╔══

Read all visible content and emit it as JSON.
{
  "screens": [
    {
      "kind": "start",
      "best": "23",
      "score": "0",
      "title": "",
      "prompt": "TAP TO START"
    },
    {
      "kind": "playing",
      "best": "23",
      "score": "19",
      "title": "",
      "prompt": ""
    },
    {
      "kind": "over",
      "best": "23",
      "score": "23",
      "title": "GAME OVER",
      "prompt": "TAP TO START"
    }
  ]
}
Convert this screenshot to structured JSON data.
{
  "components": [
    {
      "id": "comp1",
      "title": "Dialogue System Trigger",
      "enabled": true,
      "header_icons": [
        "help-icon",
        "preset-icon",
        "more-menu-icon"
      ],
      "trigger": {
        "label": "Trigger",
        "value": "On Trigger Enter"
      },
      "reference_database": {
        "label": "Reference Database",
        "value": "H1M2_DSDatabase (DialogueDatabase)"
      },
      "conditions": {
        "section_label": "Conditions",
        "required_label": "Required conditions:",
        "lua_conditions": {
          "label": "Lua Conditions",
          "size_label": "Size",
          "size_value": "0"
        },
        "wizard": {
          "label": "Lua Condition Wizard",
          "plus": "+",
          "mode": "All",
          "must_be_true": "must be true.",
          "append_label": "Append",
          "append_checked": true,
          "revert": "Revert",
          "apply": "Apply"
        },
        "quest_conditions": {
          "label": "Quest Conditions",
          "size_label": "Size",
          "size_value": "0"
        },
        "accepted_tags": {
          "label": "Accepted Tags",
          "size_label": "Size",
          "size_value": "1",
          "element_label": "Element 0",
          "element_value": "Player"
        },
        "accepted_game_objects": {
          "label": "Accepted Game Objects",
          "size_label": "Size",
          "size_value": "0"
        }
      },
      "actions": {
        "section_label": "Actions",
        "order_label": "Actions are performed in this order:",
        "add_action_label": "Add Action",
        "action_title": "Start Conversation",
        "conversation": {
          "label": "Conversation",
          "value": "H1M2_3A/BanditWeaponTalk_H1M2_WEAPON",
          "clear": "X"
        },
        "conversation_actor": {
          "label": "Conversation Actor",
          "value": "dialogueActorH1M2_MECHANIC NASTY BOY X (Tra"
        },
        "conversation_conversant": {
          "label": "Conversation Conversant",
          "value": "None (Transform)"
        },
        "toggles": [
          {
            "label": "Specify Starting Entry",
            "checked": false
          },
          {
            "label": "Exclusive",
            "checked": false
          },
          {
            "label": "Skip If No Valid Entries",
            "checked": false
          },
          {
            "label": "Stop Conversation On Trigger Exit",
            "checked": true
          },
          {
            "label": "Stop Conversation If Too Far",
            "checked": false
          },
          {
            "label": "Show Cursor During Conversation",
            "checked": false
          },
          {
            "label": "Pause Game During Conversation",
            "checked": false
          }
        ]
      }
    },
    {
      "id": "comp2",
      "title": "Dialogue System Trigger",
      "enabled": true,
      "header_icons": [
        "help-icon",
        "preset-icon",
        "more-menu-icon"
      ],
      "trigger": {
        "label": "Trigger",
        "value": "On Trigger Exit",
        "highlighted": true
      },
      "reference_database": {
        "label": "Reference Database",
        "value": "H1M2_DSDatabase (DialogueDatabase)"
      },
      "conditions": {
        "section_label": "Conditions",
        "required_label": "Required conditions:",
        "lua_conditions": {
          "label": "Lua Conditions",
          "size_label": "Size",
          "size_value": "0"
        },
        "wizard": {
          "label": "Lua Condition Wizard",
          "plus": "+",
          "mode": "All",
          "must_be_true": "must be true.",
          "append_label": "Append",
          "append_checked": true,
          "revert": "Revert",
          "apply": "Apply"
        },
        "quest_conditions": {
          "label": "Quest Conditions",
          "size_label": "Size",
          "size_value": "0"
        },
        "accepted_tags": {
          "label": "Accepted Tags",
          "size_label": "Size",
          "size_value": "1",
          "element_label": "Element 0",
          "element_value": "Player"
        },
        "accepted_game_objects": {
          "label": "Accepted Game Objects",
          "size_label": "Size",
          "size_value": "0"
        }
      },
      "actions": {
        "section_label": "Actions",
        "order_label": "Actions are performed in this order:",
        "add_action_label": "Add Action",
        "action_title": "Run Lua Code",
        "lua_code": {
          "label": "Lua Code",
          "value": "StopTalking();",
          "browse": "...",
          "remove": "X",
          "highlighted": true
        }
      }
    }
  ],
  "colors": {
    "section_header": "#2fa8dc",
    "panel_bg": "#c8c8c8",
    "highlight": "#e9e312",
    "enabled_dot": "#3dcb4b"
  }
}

╚══
╔══

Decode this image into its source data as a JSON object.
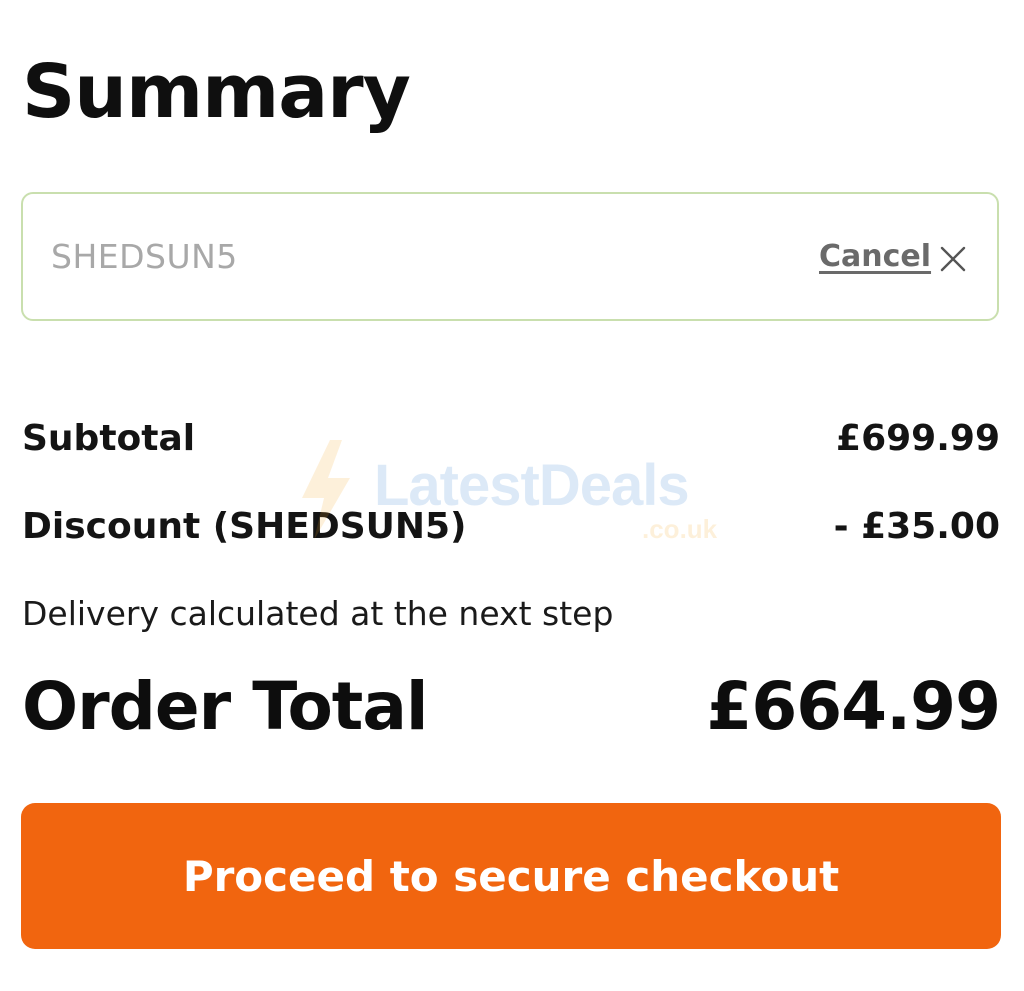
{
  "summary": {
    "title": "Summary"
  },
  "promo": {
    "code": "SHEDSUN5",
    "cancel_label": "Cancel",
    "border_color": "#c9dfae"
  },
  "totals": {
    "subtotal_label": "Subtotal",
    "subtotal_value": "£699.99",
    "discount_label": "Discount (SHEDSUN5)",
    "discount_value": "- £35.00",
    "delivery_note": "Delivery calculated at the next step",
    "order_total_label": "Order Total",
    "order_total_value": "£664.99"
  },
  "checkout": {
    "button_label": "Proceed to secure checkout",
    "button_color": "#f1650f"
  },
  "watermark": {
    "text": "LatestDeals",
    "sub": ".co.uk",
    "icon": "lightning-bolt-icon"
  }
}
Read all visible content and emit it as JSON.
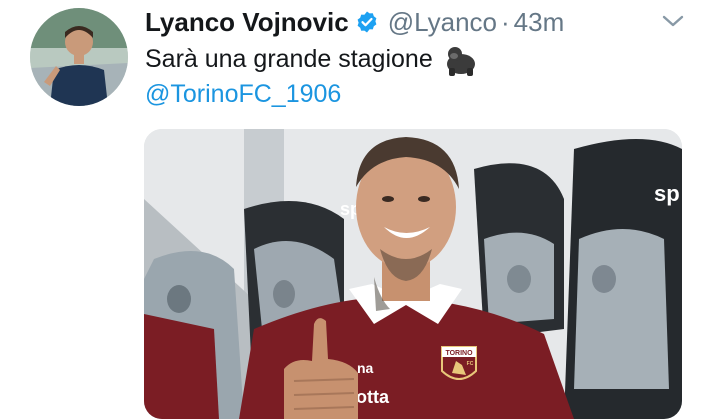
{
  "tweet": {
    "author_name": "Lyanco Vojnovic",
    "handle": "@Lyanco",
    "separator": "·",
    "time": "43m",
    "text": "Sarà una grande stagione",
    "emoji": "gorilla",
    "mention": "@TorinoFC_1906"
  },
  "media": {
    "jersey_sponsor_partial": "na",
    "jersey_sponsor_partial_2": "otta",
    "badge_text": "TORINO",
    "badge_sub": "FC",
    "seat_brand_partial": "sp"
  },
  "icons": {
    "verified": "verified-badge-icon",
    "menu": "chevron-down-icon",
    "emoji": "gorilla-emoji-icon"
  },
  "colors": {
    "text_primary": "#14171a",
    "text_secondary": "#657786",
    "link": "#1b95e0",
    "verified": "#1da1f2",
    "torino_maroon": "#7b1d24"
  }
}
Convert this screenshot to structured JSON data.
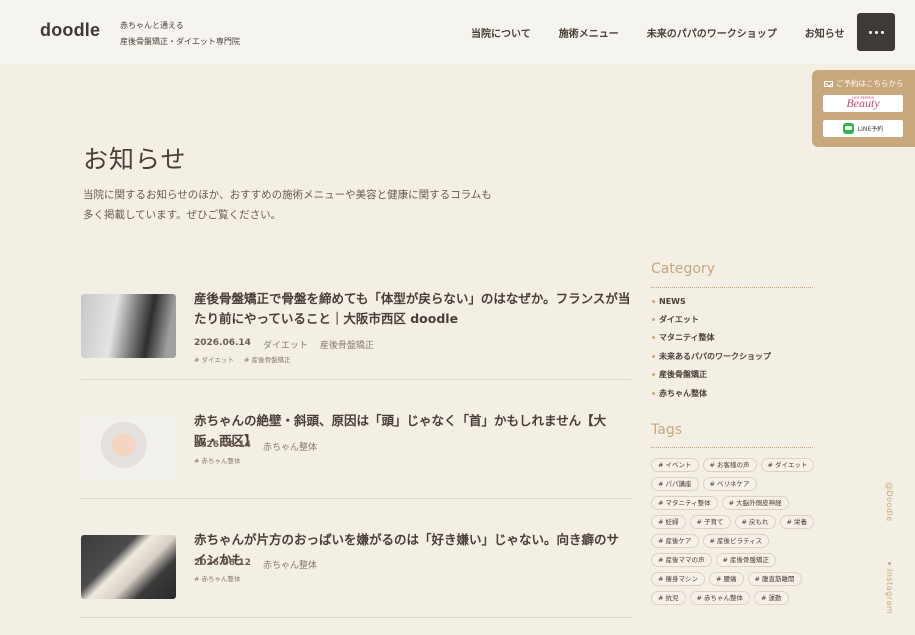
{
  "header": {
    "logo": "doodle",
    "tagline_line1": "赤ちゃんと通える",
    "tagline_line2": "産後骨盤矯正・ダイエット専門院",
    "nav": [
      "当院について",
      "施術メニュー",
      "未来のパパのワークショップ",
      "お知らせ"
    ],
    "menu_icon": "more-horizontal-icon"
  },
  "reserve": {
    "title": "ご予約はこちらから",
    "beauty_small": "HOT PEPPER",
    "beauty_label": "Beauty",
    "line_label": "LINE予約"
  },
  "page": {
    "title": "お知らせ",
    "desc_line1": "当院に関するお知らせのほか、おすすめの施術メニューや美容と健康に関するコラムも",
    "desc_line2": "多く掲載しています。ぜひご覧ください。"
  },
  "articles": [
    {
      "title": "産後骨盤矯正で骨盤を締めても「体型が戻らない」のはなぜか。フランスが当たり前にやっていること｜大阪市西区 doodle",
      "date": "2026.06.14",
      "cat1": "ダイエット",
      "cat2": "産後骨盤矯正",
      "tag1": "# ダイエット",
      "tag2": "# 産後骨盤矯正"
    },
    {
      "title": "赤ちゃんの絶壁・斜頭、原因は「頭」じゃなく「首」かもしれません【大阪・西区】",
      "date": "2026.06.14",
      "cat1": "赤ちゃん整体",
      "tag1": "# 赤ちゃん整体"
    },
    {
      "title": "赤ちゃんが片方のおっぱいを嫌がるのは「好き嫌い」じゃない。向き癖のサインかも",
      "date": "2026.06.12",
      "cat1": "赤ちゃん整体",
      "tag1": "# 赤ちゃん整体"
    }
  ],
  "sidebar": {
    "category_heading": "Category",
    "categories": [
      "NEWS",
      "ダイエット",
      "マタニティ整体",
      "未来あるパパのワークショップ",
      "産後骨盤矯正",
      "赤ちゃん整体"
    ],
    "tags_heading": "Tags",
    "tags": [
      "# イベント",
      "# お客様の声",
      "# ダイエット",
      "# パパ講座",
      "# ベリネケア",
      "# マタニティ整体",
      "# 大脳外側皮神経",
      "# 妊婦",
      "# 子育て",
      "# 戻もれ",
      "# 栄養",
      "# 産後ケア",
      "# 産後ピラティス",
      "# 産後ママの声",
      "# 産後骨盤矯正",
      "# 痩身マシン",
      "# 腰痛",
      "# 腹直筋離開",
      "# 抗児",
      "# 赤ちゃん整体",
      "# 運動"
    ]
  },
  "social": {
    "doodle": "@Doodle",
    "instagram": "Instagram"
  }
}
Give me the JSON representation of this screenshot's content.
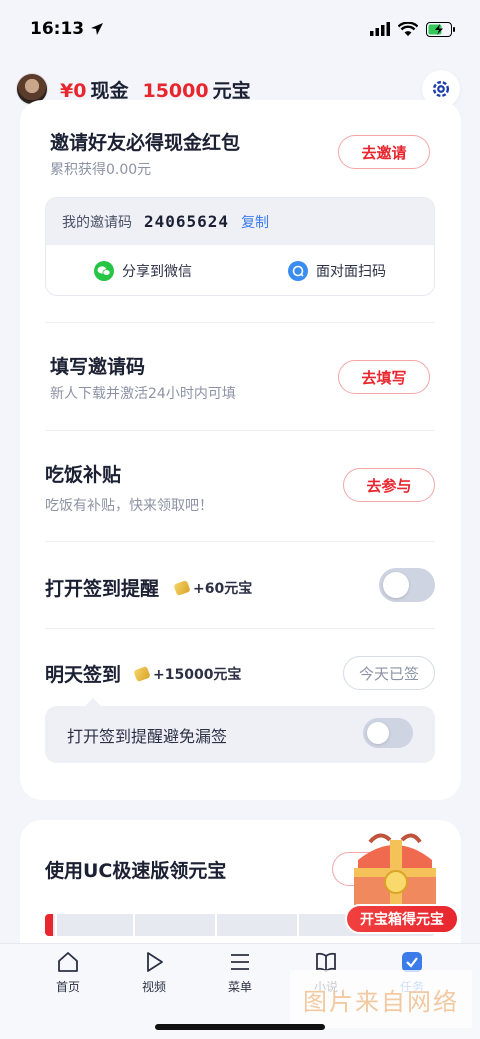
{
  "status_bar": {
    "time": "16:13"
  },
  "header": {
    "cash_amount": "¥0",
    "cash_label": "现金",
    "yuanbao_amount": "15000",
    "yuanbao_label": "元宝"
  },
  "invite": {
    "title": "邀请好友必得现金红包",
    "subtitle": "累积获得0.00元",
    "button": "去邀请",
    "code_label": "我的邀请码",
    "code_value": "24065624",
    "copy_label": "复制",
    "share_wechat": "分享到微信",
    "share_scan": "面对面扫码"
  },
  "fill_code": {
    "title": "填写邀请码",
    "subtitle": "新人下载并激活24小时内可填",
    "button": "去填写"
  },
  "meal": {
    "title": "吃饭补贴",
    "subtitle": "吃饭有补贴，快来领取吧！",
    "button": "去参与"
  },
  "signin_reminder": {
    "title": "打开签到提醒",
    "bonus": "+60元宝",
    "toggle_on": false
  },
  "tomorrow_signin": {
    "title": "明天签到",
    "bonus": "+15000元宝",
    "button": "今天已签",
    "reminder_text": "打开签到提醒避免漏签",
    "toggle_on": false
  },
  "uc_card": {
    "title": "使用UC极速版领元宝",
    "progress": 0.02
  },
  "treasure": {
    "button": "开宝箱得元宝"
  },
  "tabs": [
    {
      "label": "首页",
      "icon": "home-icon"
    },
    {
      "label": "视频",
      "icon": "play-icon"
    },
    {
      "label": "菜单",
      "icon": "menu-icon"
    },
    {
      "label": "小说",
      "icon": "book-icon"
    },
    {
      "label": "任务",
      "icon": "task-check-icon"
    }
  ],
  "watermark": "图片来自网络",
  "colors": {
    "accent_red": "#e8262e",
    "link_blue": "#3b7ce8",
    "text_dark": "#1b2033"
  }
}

╚══
╔══

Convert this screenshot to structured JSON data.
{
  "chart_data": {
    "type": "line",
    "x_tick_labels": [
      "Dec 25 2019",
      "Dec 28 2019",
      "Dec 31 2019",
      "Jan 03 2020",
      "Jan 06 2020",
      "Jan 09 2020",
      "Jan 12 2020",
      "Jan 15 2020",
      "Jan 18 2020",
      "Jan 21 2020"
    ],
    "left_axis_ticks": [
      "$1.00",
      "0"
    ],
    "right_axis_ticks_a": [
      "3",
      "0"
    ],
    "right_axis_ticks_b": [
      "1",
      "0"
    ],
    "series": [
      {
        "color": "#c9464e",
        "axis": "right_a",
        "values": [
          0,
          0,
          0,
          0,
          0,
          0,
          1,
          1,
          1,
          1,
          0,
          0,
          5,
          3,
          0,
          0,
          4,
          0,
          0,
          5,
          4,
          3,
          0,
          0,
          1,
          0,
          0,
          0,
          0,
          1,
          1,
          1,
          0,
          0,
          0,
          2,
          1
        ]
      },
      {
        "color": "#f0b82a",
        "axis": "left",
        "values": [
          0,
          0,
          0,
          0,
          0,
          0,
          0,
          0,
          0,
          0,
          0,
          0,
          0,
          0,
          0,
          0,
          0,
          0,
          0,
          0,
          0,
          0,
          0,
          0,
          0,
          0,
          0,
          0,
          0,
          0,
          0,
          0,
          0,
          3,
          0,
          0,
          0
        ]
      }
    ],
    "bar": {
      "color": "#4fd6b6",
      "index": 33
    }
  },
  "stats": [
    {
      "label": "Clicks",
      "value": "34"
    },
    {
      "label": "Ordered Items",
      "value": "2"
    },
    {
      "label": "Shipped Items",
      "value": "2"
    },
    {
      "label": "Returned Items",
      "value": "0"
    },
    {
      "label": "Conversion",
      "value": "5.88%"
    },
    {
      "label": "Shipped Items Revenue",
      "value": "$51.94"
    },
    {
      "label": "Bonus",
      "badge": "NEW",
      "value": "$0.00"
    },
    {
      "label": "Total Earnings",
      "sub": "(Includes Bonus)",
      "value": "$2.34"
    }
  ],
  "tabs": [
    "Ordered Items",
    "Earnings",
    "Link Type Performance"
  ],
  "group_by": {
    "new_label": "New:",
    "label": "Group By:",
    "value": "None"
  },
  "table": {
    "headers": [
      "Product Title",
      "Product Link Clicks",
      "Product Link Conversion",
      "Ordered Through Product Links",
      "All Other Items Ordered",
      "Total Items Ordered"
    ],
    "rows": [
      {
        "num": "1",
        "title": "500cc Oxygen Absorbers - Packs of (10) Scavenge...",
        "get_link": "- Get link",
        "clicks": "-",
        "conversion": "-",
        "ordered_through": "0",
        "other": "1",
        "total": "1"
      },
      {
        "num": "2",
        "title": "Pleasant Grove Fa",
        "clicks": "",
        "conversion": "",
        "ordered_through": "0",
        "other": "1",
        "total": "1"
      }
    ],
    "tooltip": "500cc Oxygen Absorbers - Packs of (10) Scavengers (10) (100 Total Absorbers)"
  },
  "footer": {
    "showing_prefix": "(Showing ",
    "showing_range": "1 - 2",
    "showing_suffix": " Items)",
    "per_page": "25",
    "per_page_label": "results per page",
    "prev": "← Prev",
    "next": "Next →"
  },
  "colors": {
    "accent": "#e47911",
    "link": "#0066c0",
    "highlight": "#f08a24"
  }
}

╚══

◆ **What the task requires**: Where a line of the material above holds the string "Shipped", copy that line.

◆ **Complete answer**:
      "label": "Shipped Items",
      "label": "Shipped Items Revenue",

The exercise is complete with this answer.